PROBLEM STATEMENT:
Please set down all the lines beneath this one exactly, without the pictures.

RECORD SET:

----------

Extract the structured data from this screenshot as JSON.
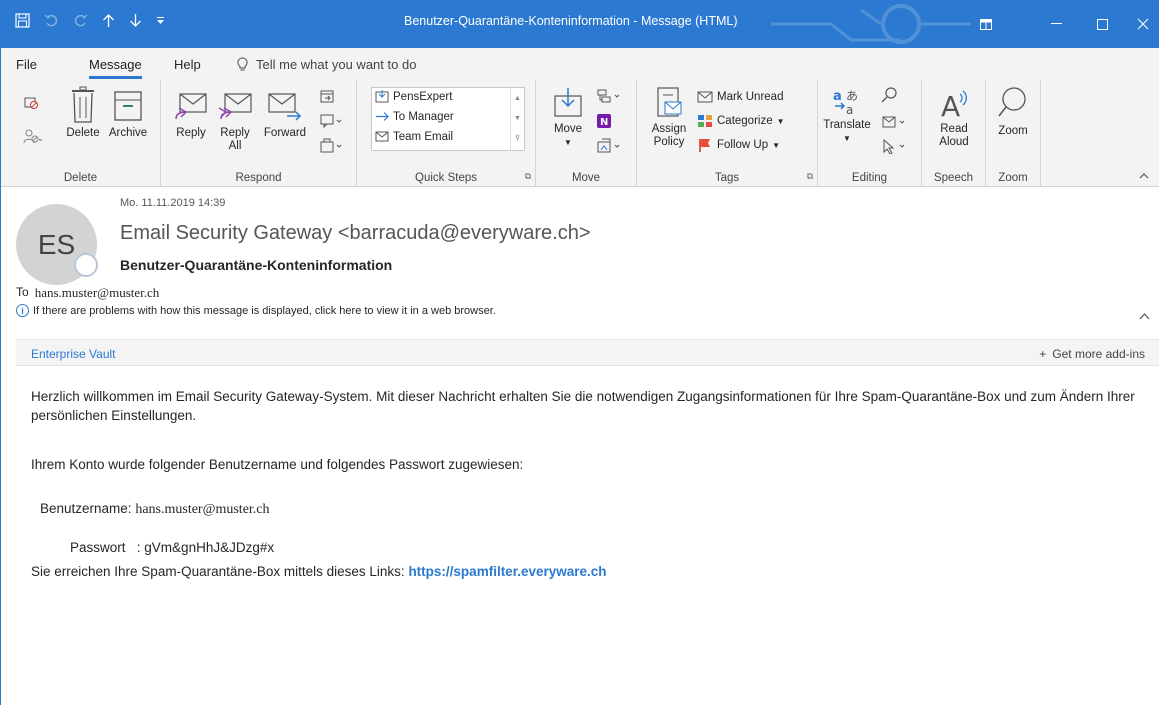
{
  "window": {
    "title": "Benutzer-Quarantäne-Konteninformation  -  Message (HTML)"
  },
  "tabs": [
    {
      "label": "File"
    },
    {
      "label": "Message"
    },
    {
      "label": "Help"
    }
  ],
  "tellme": {
    "label": "Tell me what you want to do"
  },
  "ribbon": {
    "delete_group": {
      "label": "Delete",
      "delete": "Delete",
      "archive": "Archive"
    },
    "respond_group": {
      "label": "Respond",
      "reply": "Reply",
      "reply_all_1": "Reply",
      "reply_all_2": "All",
      "forward": "Forward"
    },
    "quicksteps_group": {
      "label": "Quick Steps",
      "items": [
        "PensExpert",
        "To Manager",
        "Team Email"
      ]
    },
    "move_group": {
      "label": "Move",
      "move": "Move"
    },
    "tags_group": {
      "label": "Tags",
      "assign_1": "Assign",
      "assign_2": "Policy",
      "mark_unread": "Mark Unread",
      "categorize": "Categorize",
      "follow_up": "Follow Up"
    },
    "editing_group": {
      "label": "Editing",
      "translate": "Translate"
    },
    "speech_group": {
      "label": "Speech",
      "read_1": "Read",
      "read_2": "Aloud"
    },
    "zoom_group": {
      "label": "Zoom",
      "zoom": "Zoom"
    }
  },
  "message": {
    "date": "Mo. 11.11.2019 14:39",
    "avatar_initials": "ES",
    "sender": "Email Security Gateway <barracuda@everyware.ch>",
    "subject": "Benutzer-Quarantäne-Konteninformation",
    "to_label": "To",
    "to_address": "hans.muster@muster.ch",
    "info": "If there are problems with how this message is displayed, click here to view it in a web browser."
  },
  "addins": {
    "vault": "Enterprise Vault",
    "get_more": "Get more add-ins",
    "plus": "+"
  },
  "body": {
    "p1": "Herzlich willkommen im Email Security Gateway-System.  Mit dieser Nachricht erhalten Sie die notwendigen Zugangsinformationen für Ihre Spam-Quarantäne-Box und zum Ändern Ihrer persönlichen Einstellungen.",
    "p2": "Ihrem Konto wurde folgender Benutzername und folgendes Passwort zugewiesen:",
    "username_label": "Benutzername: ",
    "username_value": "hans.muster@muster.ch",
    "password_label": "Passwort   : ",
    "password_value": "gVm&gnHhJ&JDzg#x",
    "p3": "Sie erreichen Ihre Spam-Quarantäne-Box mittels dieses Links: ",
    "link": "https://spamfilter.everyware.ch"
  }
}
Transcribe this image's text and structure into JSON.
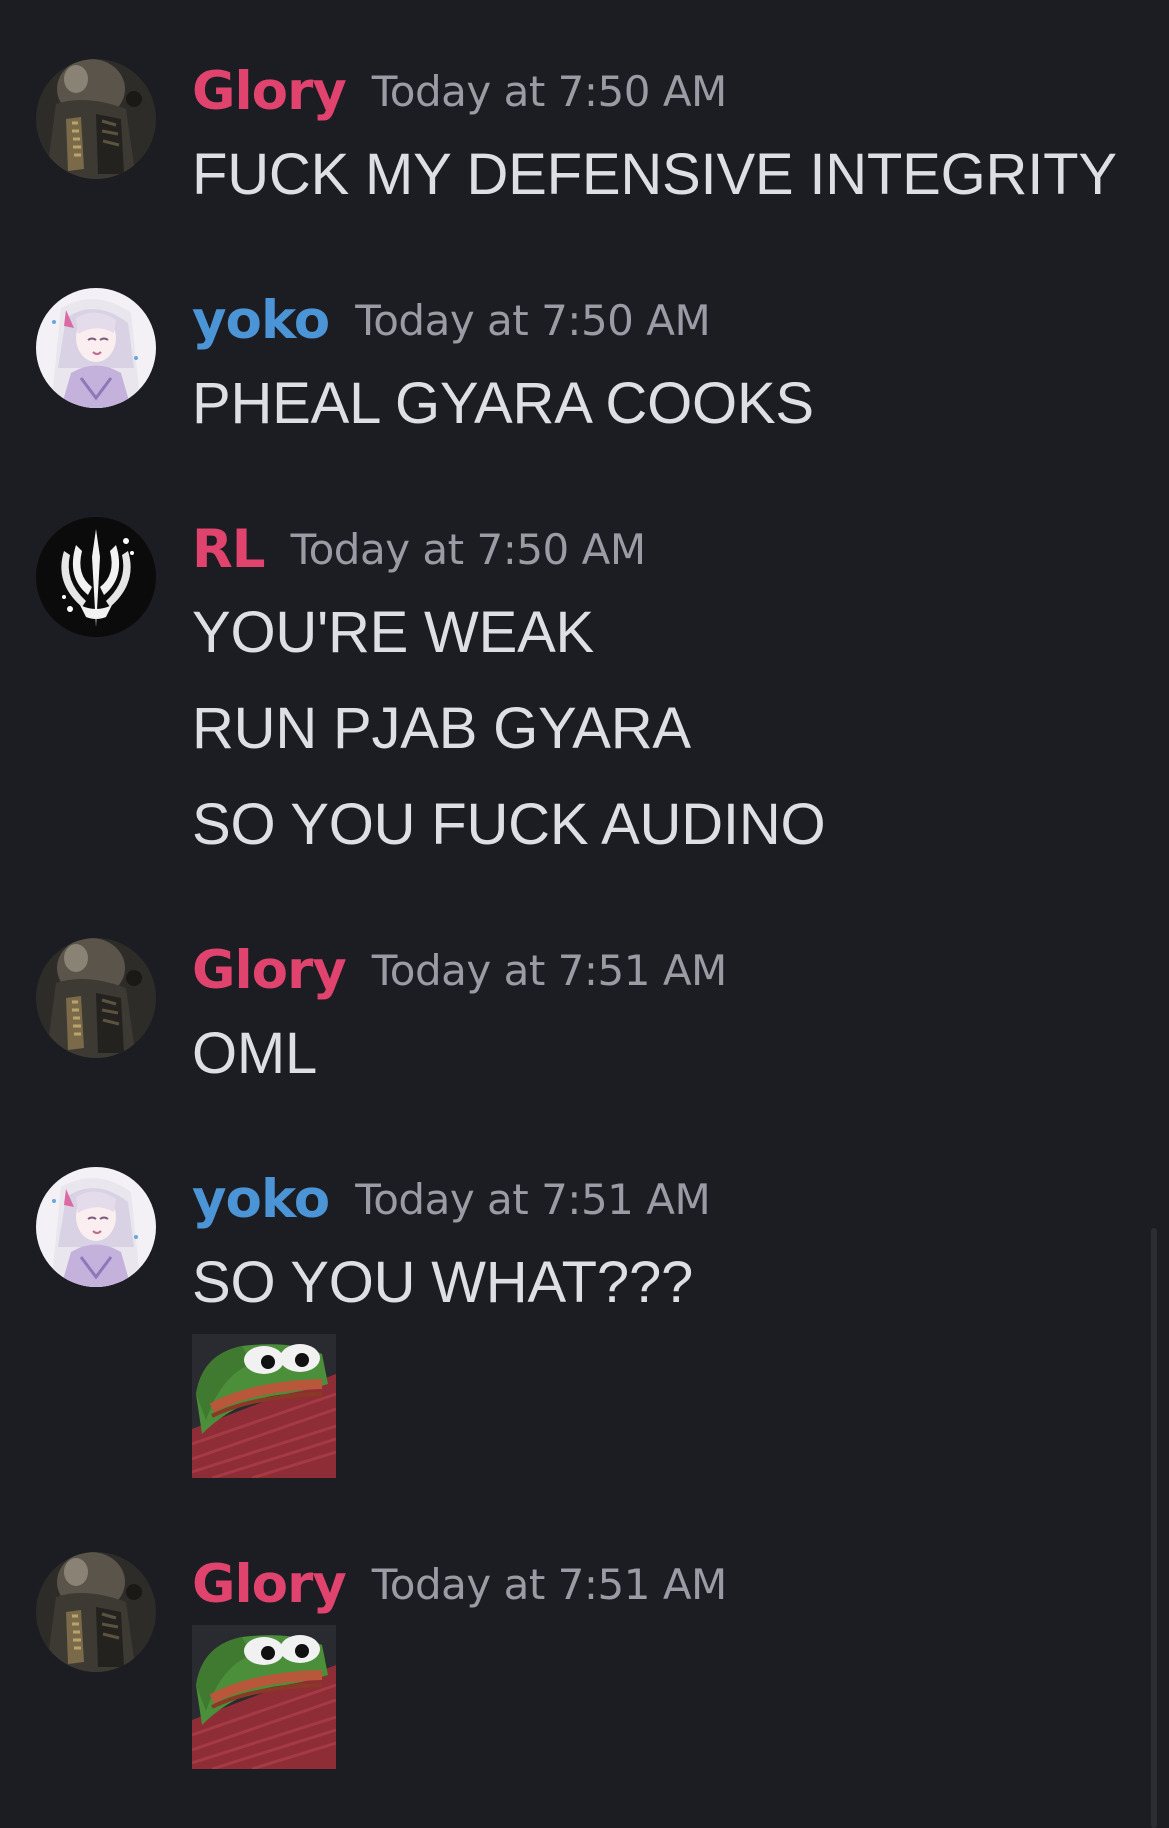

----------

RESULT OF THIS EXERCISE:
Extract the structured data from this screenshot as JSON.
{
  "window": {
    "title": "Benutzer-Quarantäne-Konteninformation  -  Message (HTML)"
  },
  "tabs": [
    {
      "label": "File"
    },
    {
      "label": "Message"
    },
    {
      "label": "Help"
    }
  ],
  "tellme": {
    "label": "Tell me what you want to do"
  },
  "ribbon": {
    "delete_group": {
      "label": "Delete",
      "delete": "Delete",
      "archive": "Archive"
    },
    "respond_group": {
      "label": "Respond",
      "reply": "Reply",
      "reply_all_1": "Reply",
      "reply_all_2": "All",
      "forward": "Forward"
    },
    "quicksteps_group": {
      "label": "Quick Steps",
      "items": [
        "PensExpert",
        "To Manager",
        "Team Email"
      ]
    },
    "move_group": {
      "label": "Move",
      "move": "Move"
    },
    "tags_group": {
      "label": "Tags",
      "assign_1": "Assign",
      "assign_2": "Policy",
      "mark_unread": "Mark Unread",
      "categorize": "Categorize",
      "follow_up": "Follow Up"
    },
    "editing_group": {
      "label": "Editing",
      "translate": "Translate"
    },
    "speech_group": {
      "label": "Speech",
      "read_1": "Read",
      "read_2": "Aloud"
    },
    "zoom_group": {
      "label": "Zoom",
      "zoom": "Zoom"
    }
  },
  "message": {
    "date": "Mo. 11.11.2019 14:39",
    "avatar_initials": "ES",
    "sender": "Email Security Gateway <barracuda@everyware.ch>",
    "subject": "Benutzer-Quarantäne-Konteninformation",
    "to_label": "To",
    "to_address": "hans.muster@muster.ch",
    "info": "If there are problems with how this message is displayed, click here to view it in a web browser."
  },
  "addins": {
    "vault": "Enterprise Vault",
    "get_more": "Get more add-ins",
    "plus": "+"
  },
  "body": {
    "p1": "Herzlich willkommen im Email Security Gateway-System.  Mit dieser Nachricht erhalten Sie die notwendigen Zugangsinformationen für Ihre Spam-Quarantäne-Box und zum Ändern Ihrer persönlichen Einstellungen.",
    "p2": "Ihrem Konto wurde folgender Benutzername und folgendes Passwort zugewiesen:",
    "username_label": "Benutzername: ",
    "username_value": "hans.muster@muster.ch",
    "password_label": "Passwort   : ",
    "password_value": "gVm&gnHhJ&JDzg#x",
    "p3": "Sie erreichen Ihre Spam-Quarantäne-Box mittels dieses Links: ",
    "link": "https://spamfilter.everyware.ch"
  }
}
Transcribe this image's text and structure into JSON.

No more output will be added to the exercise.